- Goal of the exercise: Search the entries for the word "between" and report each line that has it.

▬▬▬▬▬▬

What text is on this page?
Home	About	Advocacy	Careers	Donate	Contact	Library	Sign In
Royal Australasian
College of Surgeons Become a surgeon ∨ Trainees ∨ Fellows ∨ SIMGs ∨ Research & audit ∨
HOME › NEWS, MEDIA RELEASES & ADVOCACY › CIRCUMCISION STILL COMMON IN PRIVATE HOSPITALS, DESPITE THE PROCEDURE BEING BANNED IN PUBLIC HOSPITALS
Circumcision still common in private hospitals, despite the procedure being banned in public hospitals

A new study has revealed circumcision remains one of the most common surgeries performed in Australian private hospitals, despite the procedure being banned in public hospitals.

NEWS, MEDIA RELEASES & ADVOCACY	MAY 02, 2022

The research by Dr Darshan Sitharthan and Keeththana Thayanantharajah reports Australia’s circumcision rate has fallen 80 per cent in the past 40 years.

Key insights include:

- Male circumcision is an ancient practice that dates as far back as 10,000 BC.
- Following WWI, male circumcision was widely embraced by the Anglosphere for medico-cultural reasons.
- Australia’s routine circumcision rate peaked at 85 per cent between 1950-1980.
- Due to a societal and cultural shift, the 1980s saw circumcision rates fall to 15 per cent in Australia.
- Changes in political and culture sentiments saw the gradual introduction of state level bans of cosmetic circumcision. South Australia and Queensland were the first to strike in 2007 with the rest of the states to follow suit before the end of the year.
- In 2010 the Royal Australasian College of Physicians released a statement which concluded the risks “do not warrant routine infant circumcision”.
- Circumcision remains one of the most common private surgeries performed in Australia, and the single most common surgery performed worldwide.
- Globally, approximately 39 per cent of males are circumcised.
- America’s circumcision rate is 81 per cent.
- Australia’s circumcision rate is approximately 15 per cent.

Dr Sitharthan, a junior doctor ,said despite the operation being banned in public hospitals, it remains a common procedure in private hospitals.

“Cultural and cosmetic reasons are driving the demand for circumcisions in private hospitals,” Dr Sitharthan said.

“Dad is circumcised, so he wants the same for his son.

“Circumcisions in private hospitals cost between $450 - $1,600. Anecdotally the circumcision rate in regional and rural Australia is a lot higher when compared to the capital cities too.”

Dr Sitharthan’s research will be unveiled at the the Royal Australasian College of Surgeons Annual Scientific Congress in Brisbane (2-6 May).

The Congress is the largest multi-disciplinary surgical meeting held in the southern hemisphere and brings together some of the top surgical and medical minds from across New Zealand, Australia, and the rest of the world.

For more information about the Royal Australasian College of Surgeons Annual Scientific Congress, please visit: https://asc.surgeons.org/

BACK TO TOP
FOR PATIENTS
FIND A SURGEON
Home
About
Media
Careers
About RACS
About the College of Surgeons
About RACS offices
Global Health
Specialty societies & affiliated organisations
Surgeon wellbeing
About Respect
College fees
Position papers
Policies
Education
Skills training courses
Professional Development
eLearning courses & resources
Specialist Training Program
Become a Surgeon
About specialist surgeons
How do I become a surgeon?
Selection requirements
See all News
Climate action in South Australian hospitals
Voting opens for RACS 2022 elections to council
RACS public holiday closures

▬▬▬▬▬▬

- Response to the exercise:
- Australia’s routine circumcision rate peaked at 85 per cent between 1950-1980.
“Circumcisions in private hospitals cost between $450 - $1,600. Anecdotally the circumcision rate in regional and rural Australia is a lot higher when compared to the capital cities too.”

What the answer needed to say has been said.